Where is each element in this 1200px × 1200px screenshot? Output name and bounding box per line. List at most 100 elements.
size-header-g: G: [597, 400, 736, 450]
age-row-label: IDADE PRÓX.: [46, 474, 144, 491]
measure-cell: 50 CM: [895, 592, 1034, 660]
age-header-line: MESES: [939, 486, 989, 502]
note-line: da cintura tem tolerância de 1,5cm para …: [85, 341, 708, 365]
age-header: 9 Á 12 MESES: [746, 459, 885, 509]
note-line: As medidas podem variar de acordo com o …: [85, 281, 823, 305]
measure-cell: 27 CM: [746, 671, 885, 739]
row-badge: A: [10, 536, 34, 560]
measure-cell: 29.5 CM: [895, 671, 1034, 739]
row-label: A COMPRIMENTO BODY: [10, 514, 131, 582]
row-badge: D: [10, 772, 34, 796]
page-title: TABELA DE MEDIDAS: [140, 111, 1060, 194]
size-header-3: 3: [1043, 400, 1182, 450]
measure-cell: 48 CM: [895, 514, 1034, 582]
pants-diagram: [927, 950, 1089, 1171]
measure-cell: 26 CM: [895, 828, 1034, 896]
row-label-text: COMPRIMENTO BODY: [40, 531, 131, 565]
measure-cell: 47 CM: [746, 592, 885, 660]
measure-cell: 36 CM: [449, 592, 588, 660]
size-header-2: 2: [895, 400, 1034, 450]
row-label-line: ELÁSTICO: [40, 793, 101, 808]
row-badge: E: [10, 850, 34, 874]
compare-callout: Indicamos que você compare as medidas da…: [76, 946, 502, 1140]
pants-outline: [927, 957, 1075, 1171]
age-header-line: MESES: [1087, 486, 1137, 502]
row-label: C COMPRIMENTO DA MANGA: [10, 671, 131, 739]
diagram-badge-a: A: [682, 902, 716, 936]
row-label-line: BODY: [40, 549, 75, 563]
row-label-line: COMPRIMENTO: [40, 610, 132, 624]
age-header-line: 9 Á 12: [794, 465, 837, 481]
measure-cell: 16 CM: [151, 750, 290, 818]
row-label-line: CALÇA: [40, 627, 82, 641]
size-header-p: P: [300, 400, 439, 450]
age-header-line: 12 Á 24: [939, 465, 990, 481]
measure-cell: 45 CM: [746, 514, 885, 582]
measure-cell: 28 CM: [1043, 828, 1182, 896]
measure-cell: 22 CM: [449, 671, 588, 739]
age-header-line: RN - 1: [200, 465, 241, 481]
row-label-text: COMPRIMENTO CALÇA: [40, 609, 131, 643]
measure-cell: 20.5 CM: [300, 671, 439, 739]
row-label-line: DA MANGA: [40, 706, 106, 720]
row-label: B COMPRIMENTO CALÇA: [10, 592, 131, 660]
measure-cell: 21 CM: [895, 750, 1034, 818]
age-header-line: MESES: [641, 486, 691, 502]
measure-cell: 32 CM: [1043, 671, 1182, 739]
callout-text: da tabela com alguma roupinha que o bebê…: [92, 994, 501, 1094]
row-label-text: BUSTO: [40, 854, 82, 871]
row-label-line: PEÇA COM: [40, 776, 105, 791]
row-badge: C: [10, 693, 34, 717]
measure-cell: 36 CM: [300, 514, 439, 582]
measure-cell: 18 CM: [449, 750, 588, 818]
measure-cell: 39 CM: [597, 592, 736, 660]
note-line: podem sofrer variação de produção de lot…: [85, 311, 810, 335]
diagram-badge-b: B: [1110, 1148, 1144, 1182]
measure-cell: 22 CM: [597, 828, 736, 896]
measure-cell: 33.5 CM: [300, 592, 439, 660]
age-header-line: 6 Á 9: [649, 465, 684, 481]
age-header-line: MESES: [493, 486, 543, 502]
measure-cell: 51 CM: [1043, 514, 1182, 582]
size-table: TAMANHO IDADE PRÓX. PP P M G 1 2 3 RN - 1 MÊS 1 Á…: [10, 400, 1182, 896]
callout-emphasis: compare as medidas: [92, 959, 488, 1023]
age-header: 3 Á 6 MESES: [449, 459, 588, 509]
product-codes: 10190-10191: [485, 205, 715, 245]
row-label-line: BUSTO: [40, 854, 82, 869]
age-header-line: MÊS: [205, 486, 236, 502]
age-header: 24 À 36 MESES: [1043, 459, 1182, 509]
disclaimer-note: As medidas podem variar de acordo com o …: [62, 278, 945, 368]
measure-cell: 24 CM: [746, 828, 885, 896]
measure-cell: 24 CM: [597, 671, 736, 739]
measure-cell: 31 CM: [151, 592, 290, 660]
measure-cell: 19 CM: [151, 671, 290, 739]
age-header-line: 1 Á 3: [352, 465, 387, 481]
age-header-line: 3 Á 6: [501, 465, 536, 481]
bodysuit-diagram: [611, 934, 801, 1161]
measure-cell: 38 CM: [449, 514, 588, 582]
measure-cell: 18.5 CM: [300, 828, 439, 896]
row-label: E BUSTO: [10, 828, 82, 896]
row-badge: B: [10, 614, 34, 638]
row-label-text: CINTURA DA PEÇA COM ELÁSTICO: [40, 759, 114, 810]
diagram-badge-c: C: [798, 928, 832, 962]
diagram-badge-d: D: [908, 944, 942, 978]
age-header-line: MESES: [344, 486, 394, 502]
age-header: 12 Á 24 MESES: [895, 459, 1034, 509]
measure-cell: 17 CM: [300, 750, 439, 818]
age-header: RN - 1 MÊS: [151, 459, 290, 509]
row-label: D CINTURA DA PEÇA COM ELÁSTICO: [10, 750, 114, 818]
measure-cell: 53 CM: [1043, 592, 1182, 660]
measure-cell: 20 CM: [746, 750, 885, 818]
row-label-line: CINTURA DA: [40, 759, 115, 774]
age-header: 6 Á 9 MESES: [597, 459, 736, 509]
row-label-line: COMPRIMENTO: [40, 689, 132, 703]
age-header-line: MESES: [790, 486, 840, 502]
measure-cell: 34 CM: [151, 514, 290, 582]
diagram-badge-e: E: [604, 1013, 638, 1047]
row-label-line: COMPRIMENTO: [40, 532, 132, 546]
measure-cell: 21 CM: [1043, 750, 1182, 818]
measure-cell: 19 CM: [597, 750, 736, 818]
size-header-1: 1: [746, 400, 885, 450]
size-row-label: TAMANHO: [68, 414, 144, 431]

### [What is needed]
Give the records as a numbered list, from the first line through the line with "row-label: A COMPRIMENTO", leaving out blank lines.

### [Full solution]
1. Where is each element in this 1200px × 1200px screenshot? Output name and bounding box per line. List at most 100 elements.
2. size-header-g: G: [597, 400, 736, 450]
3. age-row-label: IDADE PRÓX.: [46, 474, 144, 491]
4. measure-cell: 50 CM: [895, 592, 1034, 660]
5. age-header-line: MESES: [939, 486, 989, 502]
6. note-line: da cintura tem tolerância de 1,5cm para …: [85, 341, 708, 365]
7. age-header: 9 Á 12 MESES: [746, 459, 885, 509]
8. note-line: As medidas podem variar de acordo com o …: [85, 281, 823, 305]
9. measure-cell: 27 CM: [746, 671, 885, 739]
10. row-badge: A: [10, 536, 34, 560]
11. measure-cell: 29.5 CM: [895, 671, 1034, 739]
12. row-label: A COMPRIMENTO BODY: [10, 514, 131, 582]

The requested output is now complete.